Challenge: Lift out all lines below that contain "icon".

Data to use:
<<<<

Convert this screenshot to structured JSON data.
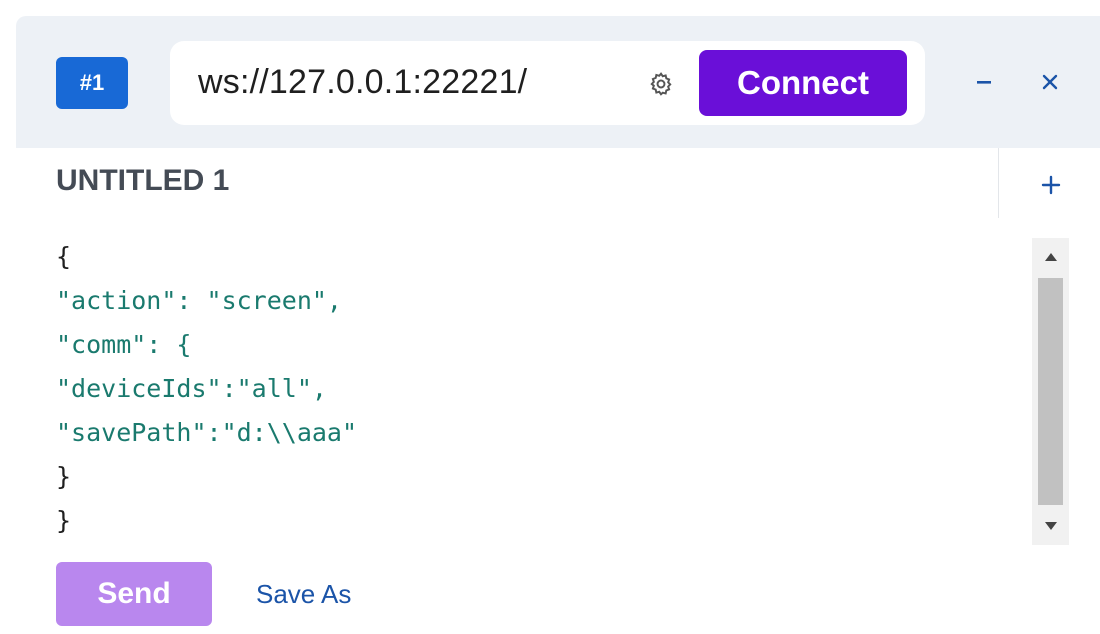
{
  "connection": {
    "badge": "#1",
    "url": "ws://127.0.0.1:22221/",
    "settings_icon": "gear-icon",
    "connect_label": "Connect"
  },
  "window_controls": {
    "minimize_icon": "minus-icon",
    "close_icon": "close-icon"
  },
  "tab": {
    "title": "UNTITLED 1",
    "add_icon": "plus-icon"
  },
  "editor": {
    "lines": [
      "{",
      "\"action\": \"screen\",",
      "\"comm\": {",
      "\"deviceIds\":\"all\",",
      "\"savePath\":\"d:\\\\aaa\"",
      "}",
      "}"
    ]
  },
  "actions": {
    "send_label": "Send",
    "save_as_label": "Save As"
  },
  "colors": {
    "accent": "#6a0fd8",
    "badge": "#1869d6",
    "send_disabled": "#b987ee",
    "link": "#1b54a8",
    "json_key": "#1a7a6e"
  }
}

>>>>
<<<<

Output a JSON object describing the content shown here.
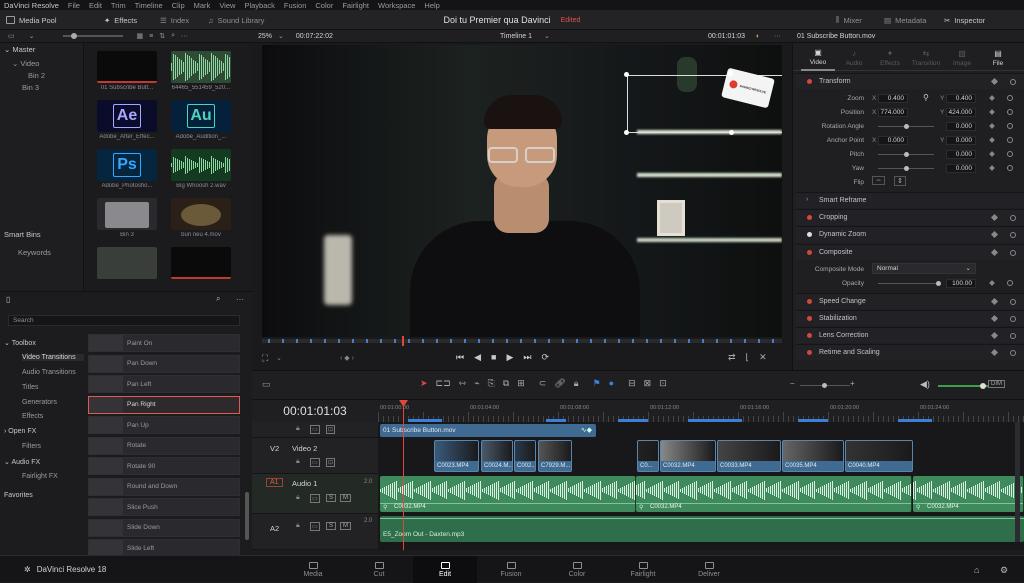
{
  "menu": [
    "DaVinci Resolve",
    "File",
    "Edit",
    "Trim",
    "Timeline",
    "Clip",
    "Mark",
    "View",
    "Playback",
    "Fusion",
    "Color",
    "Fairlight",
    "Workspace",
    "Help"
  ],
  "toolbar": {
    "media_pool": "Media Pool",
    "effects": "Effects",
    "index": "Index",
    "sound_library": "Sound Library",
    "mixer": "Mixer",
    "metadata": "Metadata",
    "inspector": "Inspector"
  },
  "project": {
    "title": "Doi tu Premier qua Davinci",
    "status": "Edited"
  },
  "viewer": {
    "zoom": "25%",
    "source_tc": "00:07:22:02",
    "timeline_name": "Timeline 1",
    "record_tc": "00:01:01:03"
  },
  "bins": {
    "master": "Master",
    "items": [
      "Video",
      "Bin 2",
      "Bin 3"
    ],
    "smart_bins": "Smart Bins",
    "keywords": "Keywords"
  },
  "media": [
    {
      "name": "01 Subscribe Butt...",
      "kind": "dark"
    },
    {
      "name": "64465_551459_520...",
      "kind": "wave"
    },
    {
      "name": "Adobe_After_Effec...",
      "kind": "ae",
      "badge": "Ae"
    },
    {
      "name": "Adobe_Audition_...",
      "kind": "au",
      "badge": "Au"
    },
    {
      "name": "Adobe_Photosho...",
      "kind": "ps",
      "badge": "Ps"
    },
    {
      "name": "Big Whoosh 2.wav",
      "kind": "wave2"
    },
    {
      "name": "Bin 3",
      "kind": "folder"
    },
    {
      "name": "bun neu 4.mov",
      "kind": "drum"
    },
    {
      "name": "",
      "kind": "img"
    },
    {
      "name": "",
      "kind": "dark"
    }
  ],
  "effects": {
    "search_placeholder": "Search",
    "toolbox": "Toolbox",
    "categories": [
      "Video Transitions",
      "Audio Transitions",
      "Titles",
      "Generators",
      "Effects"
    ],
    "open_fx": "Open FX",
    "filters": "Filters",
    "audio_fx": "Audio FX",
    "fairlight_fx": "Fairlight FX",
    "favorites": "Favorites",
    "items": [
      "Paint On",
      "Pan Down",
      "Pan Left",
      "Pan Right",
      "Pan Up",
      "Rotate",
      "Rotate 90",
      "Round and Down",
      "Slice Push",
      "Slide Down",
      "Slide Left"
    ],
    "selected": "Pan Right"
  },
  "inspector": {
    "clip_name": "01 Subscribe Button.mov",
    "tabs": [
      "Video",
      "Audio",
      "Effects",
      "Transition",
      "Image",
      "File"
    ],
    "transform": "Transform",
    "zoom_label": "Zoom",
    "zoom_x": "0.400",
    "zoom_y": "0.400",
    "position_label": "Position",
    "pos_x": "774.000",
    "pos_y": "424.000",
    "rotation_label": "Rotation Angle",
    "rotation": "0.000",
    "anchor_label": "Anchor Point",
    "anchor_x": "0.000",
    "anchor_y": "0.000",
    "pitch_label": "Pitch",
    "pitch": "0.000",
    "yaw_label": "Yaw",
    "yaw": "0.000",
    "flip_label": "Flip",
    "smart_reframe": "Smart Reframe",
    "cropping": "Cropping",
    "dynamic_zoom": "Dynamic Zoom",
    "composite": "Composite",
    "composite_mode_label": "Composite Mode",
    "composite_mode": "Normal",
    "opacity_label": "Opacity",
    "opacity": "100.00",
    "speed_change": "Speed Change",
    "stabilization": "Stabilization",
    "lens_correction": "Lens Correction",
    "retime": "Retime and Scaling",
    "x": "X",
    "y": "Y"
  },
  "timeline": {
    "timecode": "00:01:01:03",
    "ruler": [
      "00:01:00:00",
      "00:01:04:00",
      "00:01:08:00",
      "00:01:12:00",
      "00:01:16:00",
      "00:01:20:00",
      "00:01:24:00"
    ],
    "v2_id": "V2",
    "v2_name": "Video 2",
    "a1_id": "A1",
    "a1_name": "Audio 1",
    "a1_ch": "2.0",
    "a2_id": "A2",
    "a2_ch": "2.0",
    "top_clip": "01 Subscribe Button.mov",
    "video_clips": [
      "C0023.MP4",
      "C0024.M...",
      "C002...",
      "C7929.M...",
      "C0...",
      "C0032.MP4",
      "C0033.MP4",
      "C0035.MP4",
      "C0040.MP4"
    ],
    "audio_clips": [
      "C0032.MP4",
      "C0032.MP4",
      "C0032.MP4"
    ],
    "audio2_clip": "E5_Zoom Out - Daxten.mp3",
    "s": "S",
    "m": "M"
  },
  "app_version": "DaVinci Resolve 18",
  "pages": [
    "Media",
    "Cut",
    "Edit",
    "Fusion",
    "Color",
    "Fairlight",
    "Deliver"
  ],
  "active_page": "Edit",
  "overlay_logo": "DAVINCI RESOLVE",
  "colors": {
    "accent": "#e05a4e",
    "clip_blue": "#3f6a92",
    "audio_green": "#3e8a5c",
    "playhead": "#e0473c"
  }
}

>>>>

Result of the exercise:
    "settings_icon": "gear-icon",
    "minimize_icon": "minus-icon",
    "close_icon": "close-icon"
    "add_icon": "plus-icon"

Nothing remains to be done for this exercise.